— What the task requires —
From the entries that follow, list every line in which the string "modules" appears.

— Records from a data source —
++++

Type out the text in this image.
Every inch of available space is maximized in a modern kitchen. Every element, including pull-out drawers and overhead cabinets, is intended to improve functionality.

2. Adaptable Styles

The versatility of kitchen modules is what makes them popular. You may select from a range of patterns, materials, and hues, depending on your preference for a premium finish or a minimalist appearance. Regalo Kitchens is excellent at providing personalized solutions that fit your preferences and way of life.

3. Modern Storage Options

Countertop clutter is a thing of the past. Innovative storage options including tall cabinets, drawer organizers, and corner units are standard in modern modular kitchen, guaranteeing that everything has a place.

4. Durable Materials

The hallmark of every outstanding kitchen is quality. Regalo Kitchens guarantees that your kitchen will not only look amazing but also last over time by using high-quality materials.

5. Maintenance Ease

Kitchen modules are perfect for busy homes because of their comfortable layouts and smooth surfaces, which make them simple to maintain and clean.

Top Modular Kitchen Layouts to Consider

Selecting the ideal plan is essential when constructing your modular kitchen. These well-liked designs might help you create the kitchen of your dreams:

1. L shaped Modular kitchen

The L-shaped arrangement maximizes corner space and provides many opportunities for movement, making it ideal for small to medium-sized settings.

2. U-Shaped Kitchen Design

++++

— Completed exercise —
The versatility of kitchen modules is what makes them popular. You may select from a range of patterns, materials, and hues, depending on your preference for a premium finish or a minimalist appearance. Regalo Kitchens is excellent at providing personalized solutions that fit your preferences and way of life.
Kitchen modules are perfect for busy homes because of their comfortable layouts and smooth surfaces, which make them simple to maintain and clean.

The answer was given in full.